Given information ->
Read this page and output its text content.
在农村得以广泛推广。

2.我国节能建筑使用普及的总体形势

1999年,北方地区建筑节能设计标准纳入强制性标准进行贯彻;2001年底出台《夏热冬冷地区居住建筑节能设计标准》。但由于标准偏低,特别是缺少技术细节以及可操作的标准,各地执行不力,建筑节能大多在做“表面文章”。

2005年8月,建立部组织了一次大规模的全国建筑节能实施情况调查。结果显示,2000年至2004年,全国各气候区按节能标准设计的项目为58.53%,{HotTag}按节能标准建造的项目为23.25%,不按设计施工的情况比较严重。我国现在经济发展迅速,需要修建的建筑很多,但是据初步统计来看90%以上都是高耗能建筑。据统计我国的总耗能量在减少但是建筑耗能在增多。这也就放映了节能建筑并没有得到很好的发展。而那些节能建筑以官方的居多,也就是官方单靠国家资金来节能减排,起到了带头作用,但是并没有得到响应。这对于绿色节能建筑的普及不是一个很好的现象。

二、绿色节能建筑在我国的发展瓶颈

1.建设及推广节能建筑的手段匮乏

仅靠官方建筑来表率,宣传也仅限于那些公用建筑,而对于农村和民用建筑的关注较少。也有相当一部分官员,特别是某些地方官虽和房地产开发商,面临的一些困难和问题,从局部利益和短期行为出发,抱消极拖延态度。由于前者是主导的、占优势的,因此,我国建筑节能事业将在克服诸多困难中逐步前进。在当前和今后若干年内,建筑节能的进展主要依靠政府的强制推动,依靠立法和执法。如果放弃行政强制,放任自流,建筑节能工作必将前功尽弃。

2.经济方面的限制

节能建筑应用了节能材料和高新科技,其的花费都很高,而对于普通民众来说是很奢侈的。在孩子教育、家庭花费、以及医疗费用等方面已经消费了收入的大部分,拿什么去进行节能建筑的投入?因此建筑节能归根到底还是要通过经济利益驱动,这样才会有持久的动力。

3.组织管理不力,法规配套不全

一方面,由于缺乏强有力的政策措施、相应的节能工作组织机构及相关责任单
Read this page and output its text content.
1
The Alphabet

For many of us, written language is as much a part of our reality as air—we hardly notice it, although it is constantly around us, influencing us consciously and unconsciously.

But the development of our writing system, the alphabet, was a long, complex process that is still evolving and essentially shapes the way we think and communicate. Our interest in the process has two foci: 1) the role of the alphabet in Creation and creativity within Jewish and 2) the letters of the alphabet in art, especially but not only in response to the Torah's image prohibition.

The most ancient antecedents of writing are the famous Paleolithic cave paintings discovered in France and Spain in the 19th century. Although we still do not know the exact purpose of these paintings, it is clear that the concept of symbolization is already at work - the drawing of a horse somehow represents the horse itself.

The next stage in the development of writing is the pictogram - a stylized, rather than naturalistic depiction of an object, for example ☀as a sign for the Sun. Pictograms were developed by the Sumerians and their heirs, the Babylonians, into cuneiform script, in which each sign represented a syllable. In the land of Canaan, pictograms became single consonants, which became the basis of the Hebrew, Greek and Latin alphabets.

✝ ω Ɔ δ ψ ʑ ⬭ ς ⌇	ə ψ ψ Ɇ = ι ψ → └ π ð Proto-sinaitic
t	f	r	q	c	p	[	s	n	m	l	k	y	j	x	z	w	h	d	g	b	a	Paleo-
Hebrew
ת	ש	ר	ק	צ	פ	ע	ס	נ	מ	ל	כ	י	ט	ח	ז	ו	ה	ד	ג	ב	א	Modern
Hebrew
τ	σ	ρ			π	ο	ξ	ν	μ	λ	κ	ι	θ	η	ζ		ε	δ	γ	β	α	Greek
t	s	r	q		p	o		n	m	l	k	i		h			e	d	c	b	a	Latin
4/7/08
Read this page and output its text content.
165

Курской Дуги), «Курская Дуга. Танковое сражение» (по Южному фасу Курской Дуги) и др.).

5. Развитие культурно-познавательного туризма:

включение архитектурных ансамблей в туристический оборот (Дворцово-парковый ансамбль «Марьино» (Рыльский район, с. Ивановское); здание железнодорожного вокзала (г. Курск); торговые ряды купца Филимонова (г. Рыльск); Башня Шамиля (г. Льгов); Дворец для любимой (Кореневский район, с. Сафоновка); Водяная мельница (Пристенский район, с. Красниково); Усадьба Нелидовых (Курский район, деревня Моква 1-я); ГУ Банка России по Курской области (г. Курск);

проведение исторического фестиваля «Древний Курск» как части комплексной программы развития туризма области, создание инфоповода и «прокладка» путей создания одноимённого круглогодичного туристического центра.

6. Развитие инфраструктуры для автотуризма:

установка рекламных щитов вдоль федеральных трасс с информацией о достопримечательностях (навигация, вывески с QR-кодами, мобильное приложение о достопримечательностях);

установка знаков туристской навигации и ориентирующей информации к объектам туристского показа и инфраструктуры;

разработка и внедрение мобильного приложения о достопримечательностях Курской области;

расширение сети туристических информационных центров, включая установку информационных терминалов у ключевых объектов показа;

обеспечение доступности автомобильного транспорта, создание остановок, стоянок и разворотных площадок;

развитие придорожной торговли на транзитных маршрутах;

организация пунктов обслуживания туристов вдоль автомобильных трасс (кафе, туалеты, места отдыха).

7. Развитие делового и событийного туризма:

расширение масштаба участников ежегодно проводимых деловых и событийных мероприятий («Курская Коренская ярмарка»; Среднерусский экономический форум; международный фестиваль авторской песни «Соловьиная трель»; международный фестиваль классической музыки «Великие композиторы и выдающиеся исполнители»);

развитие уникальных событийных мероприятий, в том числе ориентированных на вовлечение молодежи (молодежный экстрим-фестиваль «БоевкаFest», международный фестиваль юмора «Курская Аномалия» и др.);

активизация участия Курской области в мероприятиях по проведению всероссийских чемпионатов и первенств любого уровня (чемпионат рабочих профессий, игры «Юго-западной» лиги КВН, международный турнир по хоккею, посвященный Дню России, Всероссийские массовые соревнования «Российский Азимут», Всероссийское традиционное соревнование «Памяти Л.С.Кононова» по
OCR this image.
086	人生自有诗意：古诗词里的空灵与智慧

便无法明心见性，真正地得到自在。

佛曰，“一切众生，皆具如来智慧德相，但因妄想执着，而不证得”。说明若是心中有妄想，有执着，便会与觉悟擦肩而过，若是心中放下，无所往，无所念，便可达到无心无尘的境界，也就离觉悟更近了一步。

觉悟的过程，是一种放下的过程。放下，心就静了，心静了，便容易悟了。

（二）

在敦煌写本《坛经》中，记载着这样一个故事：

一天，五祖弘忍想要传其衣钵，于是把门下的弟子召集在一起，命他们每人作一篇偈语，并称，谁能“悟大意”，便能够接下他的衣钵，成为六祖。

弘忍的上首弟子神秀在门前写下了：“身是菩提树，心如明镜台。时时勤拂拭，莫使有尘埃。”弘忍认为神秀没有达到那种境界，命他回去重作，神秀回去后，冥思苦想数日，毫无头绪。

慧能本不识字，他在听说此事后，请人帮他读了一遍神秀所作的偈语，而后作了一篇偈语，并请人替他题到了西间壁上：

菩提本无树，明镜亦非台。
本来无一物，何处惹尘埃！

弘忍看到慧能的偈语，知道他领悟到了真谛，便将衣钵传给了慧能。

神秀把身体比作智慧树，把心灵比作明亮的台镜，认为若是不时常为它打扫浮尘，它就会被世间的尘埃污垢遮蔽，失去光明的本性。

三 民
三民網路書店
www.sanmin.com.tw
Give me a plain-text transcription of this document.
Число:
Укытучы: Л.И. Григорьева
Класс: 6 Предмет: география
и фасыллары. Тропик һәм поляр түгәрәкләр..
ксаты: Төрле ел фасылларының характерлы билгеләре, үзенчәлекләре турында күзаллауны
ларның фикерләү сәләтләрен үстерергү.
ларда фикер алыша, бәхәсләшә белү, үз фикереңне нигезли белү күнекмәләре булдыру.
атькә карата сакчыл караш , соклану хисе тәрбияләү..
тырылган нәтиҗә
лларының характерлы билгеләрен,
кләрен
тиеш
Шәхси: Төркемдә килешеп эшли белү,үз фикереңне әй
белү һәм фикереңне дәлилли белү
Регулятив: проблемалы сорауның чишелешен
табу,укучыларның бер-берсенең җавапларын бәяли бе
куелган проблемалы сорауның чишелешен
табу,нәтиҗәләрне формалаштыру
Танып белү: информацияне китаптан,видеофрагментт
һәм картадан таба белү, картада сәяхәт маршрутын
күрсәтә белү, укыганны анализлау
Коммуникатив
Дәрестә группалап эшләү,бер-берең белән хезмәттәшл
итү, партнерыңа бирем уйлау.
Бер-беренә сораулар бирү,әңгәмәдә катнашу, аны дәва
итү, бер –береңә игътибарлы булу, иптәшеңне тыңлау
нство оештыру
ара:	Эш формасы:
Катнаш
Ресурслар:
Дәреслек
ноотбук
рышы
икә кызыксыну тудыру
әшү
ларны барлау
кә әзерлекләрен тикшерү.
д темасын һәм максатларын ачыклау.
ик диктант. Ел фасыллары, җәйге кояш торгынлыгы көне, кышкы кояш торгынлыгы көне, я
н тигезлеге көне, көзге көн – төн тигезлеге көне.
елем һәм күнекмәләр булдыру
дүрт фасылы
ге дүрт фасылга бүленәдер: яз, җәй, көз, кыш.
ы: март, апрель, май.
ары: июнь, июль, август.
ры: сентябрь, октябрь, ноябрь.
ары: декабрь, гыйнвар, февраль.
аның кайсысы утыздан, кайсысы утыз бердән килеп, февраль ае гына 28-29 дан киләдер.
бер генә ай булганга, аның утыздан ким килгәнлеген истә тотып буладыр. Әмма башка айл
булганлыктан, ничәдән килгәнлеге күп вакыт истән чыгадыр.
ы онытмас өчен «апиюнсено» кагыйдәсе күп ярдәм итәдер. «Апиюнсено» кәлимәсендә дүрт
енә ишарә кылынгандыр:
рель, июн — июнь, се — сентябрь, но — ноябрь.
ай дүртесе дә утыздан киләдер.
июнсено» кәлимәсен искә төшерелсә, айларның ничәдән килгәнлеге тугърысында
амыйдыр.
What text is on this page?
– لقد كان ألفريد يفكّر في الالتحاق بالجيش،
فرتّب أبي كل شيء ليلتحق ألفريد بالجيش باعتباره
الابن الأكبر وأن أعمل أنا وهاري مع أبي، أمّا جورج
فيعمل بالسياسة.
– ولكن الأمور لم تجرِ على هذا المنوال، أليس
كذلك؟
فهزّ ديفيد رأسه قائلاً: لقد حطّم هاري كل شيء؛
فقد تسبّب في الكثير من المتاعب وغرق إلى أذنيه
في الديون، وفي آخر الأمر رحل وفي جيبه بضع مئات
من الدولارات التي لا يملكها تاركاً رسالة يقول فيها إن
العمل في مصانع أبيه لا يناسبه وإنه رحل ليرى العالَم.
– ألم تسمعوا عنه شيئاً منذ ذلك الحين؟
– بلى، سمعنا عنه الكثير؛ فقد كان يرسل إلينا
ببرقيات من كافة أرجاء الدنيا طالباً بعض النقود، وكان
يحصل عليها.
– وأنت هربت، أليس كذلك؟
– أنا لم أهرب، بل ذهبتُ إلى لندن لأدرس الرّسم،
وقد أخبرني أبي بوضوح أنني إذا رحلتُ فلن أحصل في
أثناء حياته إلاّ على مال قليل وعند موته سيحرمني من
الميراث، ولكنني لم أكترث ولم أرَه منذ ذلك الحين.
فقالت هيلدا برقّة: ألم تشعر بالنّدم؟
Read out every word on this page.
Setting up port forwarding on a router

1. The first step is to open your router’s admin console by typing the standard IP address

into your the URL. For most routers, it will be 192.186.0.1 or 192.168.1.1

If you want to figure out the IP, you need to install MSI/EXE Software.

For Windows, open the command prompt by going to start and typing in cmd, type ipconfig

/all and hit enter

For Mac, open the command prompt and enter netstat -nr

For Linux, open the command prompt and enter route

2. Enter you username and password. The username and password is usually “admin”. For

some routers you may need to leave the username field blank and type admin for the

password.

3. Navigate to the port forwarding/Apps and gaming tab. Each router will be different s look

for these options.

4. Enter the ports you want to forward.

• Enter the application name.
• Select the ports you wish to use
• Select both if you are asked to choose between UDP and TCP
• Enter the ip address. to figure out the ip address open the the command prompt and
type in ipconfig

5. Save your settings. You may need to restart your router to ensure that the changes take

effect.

What you should do -> Locate the lines above that hold the word "Select". Show every one of them.

Full output ->
• Select the ports you wish to use
• Select both if you are asked to choose between UDP and TCP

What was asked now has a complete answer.